Extract the listing in its entirety, keeping each line identical to the original.

▬▬▬▬▬▬▬▬▬▬

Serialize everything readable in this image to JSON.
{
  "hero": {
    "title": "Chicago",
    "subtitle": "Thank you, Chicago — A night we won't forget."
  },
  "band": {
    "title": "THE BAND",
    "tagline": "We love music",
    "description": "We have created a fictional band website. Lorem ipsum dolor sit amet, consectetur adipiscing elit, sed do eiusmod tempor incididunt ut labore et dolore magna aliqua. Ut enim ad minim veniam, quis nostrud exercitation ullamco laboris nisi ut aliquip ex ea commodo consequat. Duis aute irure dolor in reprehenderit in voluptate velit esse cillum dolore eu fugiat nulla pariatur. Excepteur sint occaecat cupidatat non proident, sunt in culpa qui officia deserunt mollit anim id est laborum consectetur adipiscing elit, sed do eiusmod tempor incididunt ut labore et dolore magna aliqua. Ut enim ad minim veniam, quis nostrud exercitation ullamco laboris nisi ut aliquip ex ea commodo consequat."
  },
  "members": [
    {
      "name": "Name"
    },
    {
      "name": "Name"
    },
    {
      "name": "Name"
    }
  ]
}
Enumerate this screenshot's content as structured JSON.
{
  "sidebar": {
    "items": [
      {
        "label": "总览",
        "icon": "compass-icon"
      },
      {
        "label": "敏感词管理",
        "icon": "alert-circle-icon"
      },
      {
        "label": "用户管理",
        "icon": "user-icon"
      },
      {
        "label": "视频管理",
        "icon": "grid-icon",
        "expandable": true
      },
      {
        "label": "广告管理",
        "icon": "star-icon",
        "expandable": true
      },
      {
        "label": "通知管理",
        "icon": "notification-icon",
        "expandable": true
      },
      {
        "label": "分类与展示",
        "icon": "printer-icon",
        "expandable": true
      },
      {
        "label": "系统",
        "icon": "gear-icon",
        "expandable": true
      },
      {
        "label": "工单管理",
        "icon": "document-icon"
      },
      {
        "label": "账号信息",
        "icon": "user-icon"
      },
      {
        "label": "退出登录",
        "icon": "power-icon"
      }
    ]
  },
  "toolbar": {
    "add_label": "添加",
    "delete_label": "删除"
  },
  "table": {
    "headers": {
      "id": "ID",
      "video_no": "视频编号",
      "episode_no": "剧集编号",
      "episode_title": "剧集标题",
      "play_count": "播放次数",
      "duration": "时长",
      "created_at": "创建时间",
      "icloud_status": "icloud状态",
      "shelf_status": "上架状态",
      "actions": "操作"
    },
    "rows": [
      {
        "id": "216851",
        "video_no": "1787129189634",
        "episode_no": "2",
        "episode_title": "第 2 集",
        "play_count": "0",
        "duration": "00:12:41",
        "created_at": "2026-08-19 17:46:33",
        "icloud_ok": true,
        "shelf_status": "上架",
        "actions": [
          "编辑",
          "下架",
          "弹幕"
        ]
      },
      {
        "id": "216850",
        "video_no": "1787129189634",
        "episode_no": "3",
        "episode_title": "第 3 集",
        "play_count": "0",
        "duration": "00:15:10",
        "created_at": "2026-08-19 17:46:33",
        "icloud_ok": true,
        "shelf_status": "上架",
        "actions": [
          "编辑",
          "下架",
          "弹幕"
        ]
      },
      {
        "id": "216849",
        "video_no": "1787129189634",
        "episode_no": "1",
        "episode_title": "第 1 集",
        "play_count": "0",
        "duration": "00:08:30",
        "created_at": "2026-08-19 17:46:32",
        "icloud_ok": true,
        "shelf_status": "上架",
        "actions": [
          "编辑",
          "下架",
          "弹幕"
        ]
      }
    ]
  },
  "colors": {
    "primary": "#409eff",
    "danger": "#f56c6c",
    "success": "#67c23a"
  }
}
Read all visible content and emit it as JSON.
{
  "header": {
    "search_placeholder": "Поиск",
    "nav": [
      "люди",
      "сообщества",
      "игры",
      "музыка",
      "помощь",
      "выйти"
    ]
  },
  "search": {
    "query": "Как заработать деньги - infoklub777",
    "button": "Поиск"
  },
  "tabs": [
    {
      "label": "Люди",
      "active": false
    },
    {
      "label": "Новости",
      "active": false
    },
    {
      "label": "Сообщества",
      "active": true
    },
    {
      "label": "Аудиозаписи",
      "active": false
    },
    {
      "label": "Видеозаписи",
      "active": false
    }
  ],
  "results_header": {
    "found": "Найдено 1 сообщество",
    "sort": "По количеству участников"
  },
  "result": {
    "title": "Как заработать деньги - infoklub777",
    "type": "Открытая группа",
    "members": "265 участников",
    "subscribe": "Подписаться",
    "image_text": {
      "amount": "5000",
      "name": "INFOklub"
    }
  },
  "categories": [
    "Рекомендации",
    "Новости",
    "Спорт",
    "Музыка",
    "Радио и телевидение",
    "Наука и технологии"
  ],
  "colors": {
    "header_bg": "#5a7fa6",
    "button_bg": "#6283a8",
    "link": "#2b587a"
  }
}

▬▬▬▬▬▬▬▬▬▬

* [Solution to this exercise]
Serialize everything readable in this image to JSON.
{
  "hero": {
    "title": "Chicago",
    "subtitle": "Thank you, Chicago — A night we won't forget."
  },
  "band": {
    "title": "THE BAND",
    "tagline": "We love music",
    "description": "We have created a fictional band website. Lorem ipsum dolor sit amet, consectetur adipiscing elit, sed do eiusmod tempor incididunt ut labore et dolore magna aliqua. Ut enim ad minim veniam, quis nostrud exercitation ullamco laboris nisi ut aliquip ex ea commodo consequat. Duis aute irure dolor in reprehenderit in voluptate velit esse cillum dolore eu fugiat nulla pariatur. Excepteur sint occaecat cupidatat non proident, sunt in culpa qui officia deserunt mollit anim id est laborum consectetur adipiscing elit, sed do eiusmod tempor incididunt ut labore et dolore magna aliqua. Ut enim ad minim veniam, quis nostrud exercitation ullamco laboris nisi ut aliquip ex ea commodo consequat."
  },
  "members": [
    {
      "name": "Name"
    },
    {
      "name": "Name"
    },
    {
      "name": "Name"
    }
  ]
}
Enumerate this screenshot's content as structured JSON.
{
  "sidebar": {
    "items": [
      {
        "label": "总览",
        "icon": "compass-icon"
      },
      {
        "label": "敏感词管理",
        "icon": "alert-circle-icon"
      },
      {
        "label": "用户管理",
        "icon": "user-icon"
      },
      {
        "label": "视频管理",
        "icon": "grid-icon",
        "expandable": true
      },
      {
        "label": "广告管理",
        "icon": "star-icon",
        "expandable": true
      },
      {
        "label": "通知管理",
        "icon": "notification-icon",
        "expandable": true
      },
      {
        "label": "分类与展示",
        "icon": "printer-icon",
        "expandable": true
      },
      {
        "label": "系统",
        "icon": "gear-icon",
        "expandable": true
      },
      {
        "label": "工单管理",
        "icon": "document-icon"
      },
      {
        "label": "账号信息",
        "icon": "user-icon"
      },
      {
        "label": "退出登录",
        "icon": "power-icon"
      }
    ]
  },
  "toolbar": {
    "add_label": "添加",
    "delete_label": "删除"
  },
  "table": {
    "headers": {
      "id": "ID",
      "video_no": "视频编号",
      "episode_no": "剧集编号",
      "episode_title": "剧集标题",
      "play_count": "播放次数",
      "duration": "时长",
      "created_at": "创建时间",
      "icloud_status": "icloud状态",
      "shelf_status": "上架状态",
      "actions": "操作"
    },
    "rows": [
      {
        "id": "216851",
        "video_no": "1787129189634",
        "episode_no": "2",
        "episode_title": "第 2 集",
        "play_count": "0",
        "duration": "00:12:41",
        "created_at": "2026-08-19 17:46:33",
        "icloud_ok": true,
        "shelf_status": "上架",
        "actions": [
          "编辑",
          "下架",
          "弹幕"
        ]
      },
      {
        "id": "216850",
        "video_no": "1787129189634",
        "episode_no": "3",
        "episode_title": "第 3 集",
        "play_count": "0",
        "duration": "00:15:10",
        "created_at": "2026-08-19 17:46:33",
        "icloud_ok": true,
        "shelf_status": "上架",
        "actions": [
          "编辑",
          "下架",
          "弹幕"
        ]
      },
      {
        "id": "216849",
        "video_no": "1787129189634",
        "episode_no": "1",
        "episode_title": "第 1 集",
        "play_count": "0",
        "duration": "00:08:30",
        "created_at": "2026-08-19 17:46:32",
        "icloud_ok": true,
        "shelf_status": "上架",
        "actions": [
          "编辑",
          "下架",
          "弹幕"
        ]
      }
    ]
  },
  "colors": {
    "primary": "#409eff",
    "danger": "#f56c6c",
    "success": "#67c23a"
  }
}
Read all visible content and emit it as JSON.
{
  "header": {
    "search_placeholder": "Поиск",
    "nav": [
      "люди",
      "сообщества",
      "игры",
      "музыка",
      "помощь",
      "выйти"
    ]
  },
  "search": {
    "query": "Как заработать деньги - infoklub777",
    "button": "Поиск"
  },
  "tabs": [
    {
      "label": "Люди",
      "active": false
    },
    {
      "label": "Новости",
      "active": false
    },
    {
      "label": "Сообщества",
      "active": true
    },
    {
      "label": "Аудиозаписи",
      "active": false
    },
    {
      "label": "Видеозаписи",
      "active": false
    }
  ],
  "results_header": {
    "found": "Найдено 1 сообщество",
    "sort": "По количеству участников"
  },
  "result": {
    "title": "Как заработать деньги - infoklub777",
    "type": "Открытая группа",
    "members": "265 участников",
    "subscribe": "Подписаться",
    "image_text": {
      "amount": "5000",
      "name": "INFOklub"
    }
  },
  "categories": [
    "Рекомендации",
    "Новости",
    "Спорт",
    "Музыка",
    "Радио и телевидение",
    "Наука и технологии"
  ],
  "colors": {
    "header_bg": "#5a7fa6",
    "button_bg": "#6283a8",
    "link": "#2b587a"
  }
}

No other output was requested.